### Recorded information
— Start —

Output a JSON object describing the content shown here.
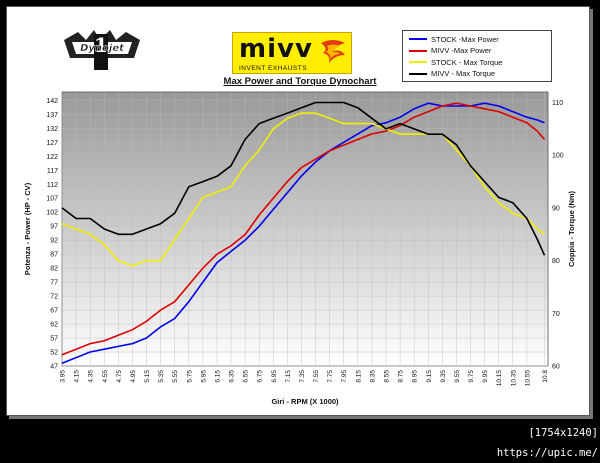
{
  "logos": {
    "dynojet_alt": "Dynojet",
    "mivv_word": "mivv",
    "mivv_tagline": "INVENT EXHAUSTS"
  },
  "footer": "[1754x1240] https://upic.me/",
  "chart_data": {
    "type": "line",
    "title": "Max Power and Torque Dynochart",
    "xlabel": "Giri - RPM (X 1000)",
    "ylabel": "Potenza - Power (HP - CV)",
    "y2label": "Coppia - Torque (Nm)",
    "xlim": [
      3.95,
      10.85
    ],
    "ylim": [
      47,
      145
    ],
    "y2lim": [
      60,
      112
    ],
    "x_ticks": [
      "3.95",
      "4.15",
      "4.35",
      "4.55",
      "4.75",
      "4.95",
      "5.15",
      "5.35",
      "5.55",
      "5.75",
      "5.95",
      "6.15",
      "6.35",
      "6.55",
      "6.75",
      "6.95",
      "7.15",
      "7.35",
      "7.55",
      "7.75",
      "7.95",
      "8.15",
      "8.35",
      "8.55",
      "8.75",
      "8.95",
      "9.15",
      "9.35",
      "9.55",
      "9.75",
      "9.95",
      "10.15",
      "10.35",
      "10.55",
      "10.8"
    ],
    "y_ticks": [
      47,
      52,
      57,
      62,
      67,
      72,
      77,
      82,
      87,
      92,
      97,
      102,
      107,
      112,
      117,
      122,
      127,
      132,
      137,
      142
    ],
    "y2_ticks": [
      60,
      70,
      80,
      90,
      100,
      110
    ],
    "grid": true,
    "legend_position": "top-right",
    "colors": {
      "stock_power": "#0000ee",
      "mivv_power": "#dd0000",
      "stock_torque": "#f2ee00",
      "mivv_torque": "#000000",
      "plot_bg_top": "#999999",
      "plot_bg_bottom": "#ffffff"
    },
    "series": [
      {
        "name": "STOCK -Max Power",
        "axis": "left",
        "color": "#0000ee",
        "x": [
          3.95,
          4.15,
          4.35,
          4.55,
          4.75,
          4.95,
          5.15,
          5.35,
          5.55,
          5.75,
          5.95,
          6.15,
          6.35,
          6.55,
          6.75,
          6.95,
          7.15,
          7.35,
          7.55,
          7.75,
          7.95,
          8.15,
          8.35,
          8.55,
          8.75,
          8.95,
          9.15,
          9.35,
          9.55,
          9.75,
          9.95,
          10.15,
          10.35,
          10.55,
          10.7,
          10.8
        ],
        "values": [
          48,
          50,
          52,
          53,
          54,
          55,
          57,
          61,
          64,
          70,
          77,
          84,
          88,
          92,
          97,
          103,
          109,
          115,
          120,
          124,
          127,
          130,
          133,
          134,
          136,
          139,
          141,
          140,
          140,
          140,
          141,
          140,
          138,
          136,
          135,
          134
        ]
      },
      {
        "name": "MIVV -Max Power",
        "axis": "left",
        "color": "#dd0000",
        "x": [
          3.95,
          4.15,
          4.35,
          4.55,
          4.75,
          4.95,
          5.15,
          5.35,
          5.55,
          5.75,
          5.95,
          6.15,
          6.35,
          6.55,
          6.75,
          6.95,
          7.15,
          7.35,
          7.55,
          7.75,
          7.95,
          8.15,
          8.35,
          8.55,
          8.75,
          8.95,
          9.15,
          9.35,
          9.55,
          9.75,
          9.95,
          10.15,
          10.35,
          10.55,
          10.7,
          10.8
        ],
        "values": [
          51,
          53,
          55,
          56,
          58,
          60,
          63,
          67,
          70,
          76,
          82,
          87,
          90,
          94,
          101,
          107,
          113,
          118,
          121,
          124,
          126,
          128,
          130,
          131,
          133,
          136,
          138,
          140,
          141,
          140,
          139,
          138,
          136,
          134,
          131,
          128
        ]
      },
      {
        "name": "STOCK - Max Torque",
        "axis": "right",
        "color": "#f2ee00",
        "x": [
          3.95,
          4.15,
          4.35,
          4.55,
          4.75,
          4.95,
          5.15,
          5.35,
          5.55,
          5.75,
          5.95,
          6.15,
          6.35,
          6.55,
          6.75,
          6.95,
          7.15,
          7.35,
          7.55,
          7.75,
          7.95,
          8.15,
          8.35,
          8.55,
          8.75,
          8.95,
          9.15,
          9.35,
          9.55,
          9.75,
          9.95,
          10.15,
          10.35,
          10.55,
          10.7,
          10.8
        ],
        "values": [
          87,
          86,
          85,
          83,
          80,
          79,
          80,
          80,
          84,
          88,
          92,
          93,
          94,
          98,
          101,
          105,
          107,
          108,
          108,
          107,
          106,
          106,
          106,
          105,
          104,
          104,
          104,
          104,
          101,
          98,
          94,
          91,
          89,
          88,
          86,
          85
        ]
      },
      {
        "name": "MIVV - Max Torque",
        "axis": "right",
        "color": "#000000",
        "x": [
          3.95,
          4.15,
          4.35,
          4.55,
          4.75,
          4.95,
          5.15,
          5.35,
          5.55,
          5.75,
          5.95,
          6.15,
          6.35,
          6.55,
          6.75,
          6.95,
          7.15,
          7.35,
          7.55,
          7.75,
          7.95,
          8.15,
          8.35,
          8.55,
          8.75,
          8.95,
          9.15,
          9.35,
          9.55,
          9.75,
          9.95,
          10.15,
          10.35,
          10.55,
          10.7,
          10.8
        ],
        "values": [
          90,
          88,
          88,
          86,
          85,
          85,
          86,
          87,
          89,
          94,
          95,
          96,
          98,
          103,
          106,
          107,
          108,
          109,
          110,
          110,
          110,
          109,
          107,
          105,
          106,
          105,
          104,
          104,
          102,
          98,
          95,
          92,
          91,
          88,
          84,
          81
        ]
      }
    ]
  }
}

— End —

### Required task
Excluding the pictures, reproduce every entry exactly as given.

### Full answer
Output a JSON object describing the content shown here.
{
  "logos": {
    "dynojet_alt": "Dynojet",
    "mivv_word": "mivv",
    "mivv_tagline": "INVENT EXHAUSTS"
  },
  "footer": "[1754x1240] https://upic.me/",
  "chart_data": {
    "type": "line",
    "title": "Max Power and Torque Dynochart",
    "xlabel": "Giri - RPM (X 1000)",
    "ylabel": "Potenza - Power (HP - CV)",
    "y2label": "Coppia - Torque (Nm)",
    "xlim": [
      3.95,
      10.85
    ],
    "ylim": [
      47,
      145
    ],
    "y2lim": [
      60,
      112
    ],
    "x_ticks": [
      "3.95",
      "4.15",
      "4.35",
      "4.55",
      "4.75",
      "4.95",
      "5.15",
      "5.35",
      "5.55",
      "5.75",
      "5.95",
      "6.15",
      "6.35",
      "6.55",
      "6.75",
      "6.95",
      "7.15",
      "7.35",
      "7.55",
      "7.75",
      "7.95",
      "8.15",
      "8.35",
      "8.55",
      "8.75",
      "8.95",
      "9.15",
      "9.35",
      "9.55",
      "9.75",
      "9.95",
      "10.15",
      "10.35",
      "10.55",
      "10.8"
    ],
    "y_ticks": [
      47,
      52,
      57,
      62,
      67,
      72,
      77,
      82,
      87,
      92,
      97,
      102,
      107,
      112,
      117,
      122,
      127,
      132,
      137,
      142
    ],
    "y2_ticks": [
      60,
      70,
      80,
      90,
      100,
      110
    ],
    "grid": true,
    "legend_position": "top-right",
    "colors": {
      "stock_power": "#0000ee",
      "mivv_power": "#dd0000",
      "stock_torque": "#f2ee00",
      "mivv_torque": "#000000",
      "plot_bg_top": "#999999",
      "plot_bg_bottom": "#ffffff"
    },
    "series": [
      {
        "name": "STOCK -Max Power",
        "axis": "left",
        "color": "#0000ee",
        "x": [
          3.95,
          4.15,
          4.35,
          4.55,
          4.75,
          4.95,
          5.15,
          5.35,
          5.55,
          5.75,
          5.95,
          6.15,
          6.35,
          6.55,
          6.75,
          6.95,
          7.15,
          7.35,
          7.55,
          7.75,
          7.95,
          8.15,
          8.35,
          8.55,
          8.75,
          8.95,
          9.15,
          9.35,
          9.55,
          9.75,
          9.95,
          10.15,
          10.35,
          10.55,
          10.7,
          10.8
        ],
        "values": [
          48,
          50,
          52,
          53,
          54,
          55,
          57,
          61,
          64,
          70,
          77,
          84,
          88,
          92,
          97,
          103,
          109,
          115,
          120,
          124,
          127,
          130,
          133,
          134,
          136,
          139,
          141,
          140,
          140,
          140,
          141,
          140,
          138,
          136,
          135,
          134
        ]
      },
      {
        "name": "MIVV -Max Power",
        "axis": "left",
        "color": "#dd0000",
        "x": [
          3.95,
          4.15,
          4.35,
          4.55,
          4.75,
          4.95,
          5.15,
          5.35,
          5.55,
          5.75,
          5.95,
          6.15,
          6.35,
          6.55,
          6.75,
          6.95,
          7.15,
          7.35,
          7.55,
          7.75,
          7.95,
          8.15,
          8.35,
          8.55,
          8.75,
          8.95,
          9.15,
          9.35,
          9.55,
          9.75,
          9.95,
          10.15,
          10.35,
          10.55,
          10.7,
          10.8
        ],
        "values": [
          51,
          53,
          55,
          56,
          58,
          60,
          63,
          67,
          70,
          76,
          82,
          87,
          90,
          94,
          101,
          107,
          113,
          118,
          121,
          124,
          126,
          128,
          130,
          131,
          133,
          136,
          138,
          140,
          141,
          140,
          139,
          138,
          136,
          134,
          131,
          128
        ]
      },
      {
        "name": "STOCK - Max Torque",
        "axis": "right",
        "color": "#f2ee00",
        "x": [
          3.95,
          4.15,
          4.35,
          4.55,
          4.75,
          4.95,
          5.15,
          5.35,
          5.55,
          5.75,
          5.95,
          6.15,
          6.35,
          6.55,
          6.75,
          6.95,
          7.15,
          7.35,
          7.55,
          7.75,
          7.95,
          8.15,
          8.35,
          8.55,
          8.75,
          8.95,
          9.15,
          9.35,
          9.55,
          9.75,
          9.95,
          10.15,
          10.35,
          10.55,
          10.7,
          10.8
        ],
        "values": [
          87,
          86,
          85,
          83,
          80,
          79,
          80,
          80,
          84,
          88,
          92,
          93,
          94,
          98,
          101,
          105,
          107,
          108,
          108,
          107,
          106,
          106,
          106,
          105,
          104,
          104,
          104,
          104,
          101,
          98,
          94,
          91,
          89,
          88,
          86,
          85
        ]
      },
      {
        "name": "MIVV - Max Torque",
        "axis": "right",
        "color": "#000000",
        "x": [
          3.95,
          4.15,
          4.35,
          4.55,
          4.75,
          4.95,
          5.15,
          5.35,
          5.55,
          5.75,
          5.95,
          6.15,
          6.35,
          6.55,
          6.75,
          6.95,
          7.15,
          7.35,
          7.55,
          7.75,
          7.95,
          8.15,
          8.35,
          8.55,
          8.75,
          8.95,
          9.15,
          9.35,
          9.55,
          9.75,
          9.95,
          10.15,
          10.35,
          10.55,
          10.7,
          10.8
        ],
        "values": [
          90,
          88,
          88,
          86,
          85,
          85,
          86,
          87,
          89,
          94,
          95,
          96,
          98,
          103,
          106,
          107,
          108,
          109,
          110,
          110,
          110,
          109,
          107,
          105,
          106,
          105,
          104,
          104,
          102,
          98,
          95,
          92,
          91,
          88,
          84,
          81
        ]
      }
    ]
  }
}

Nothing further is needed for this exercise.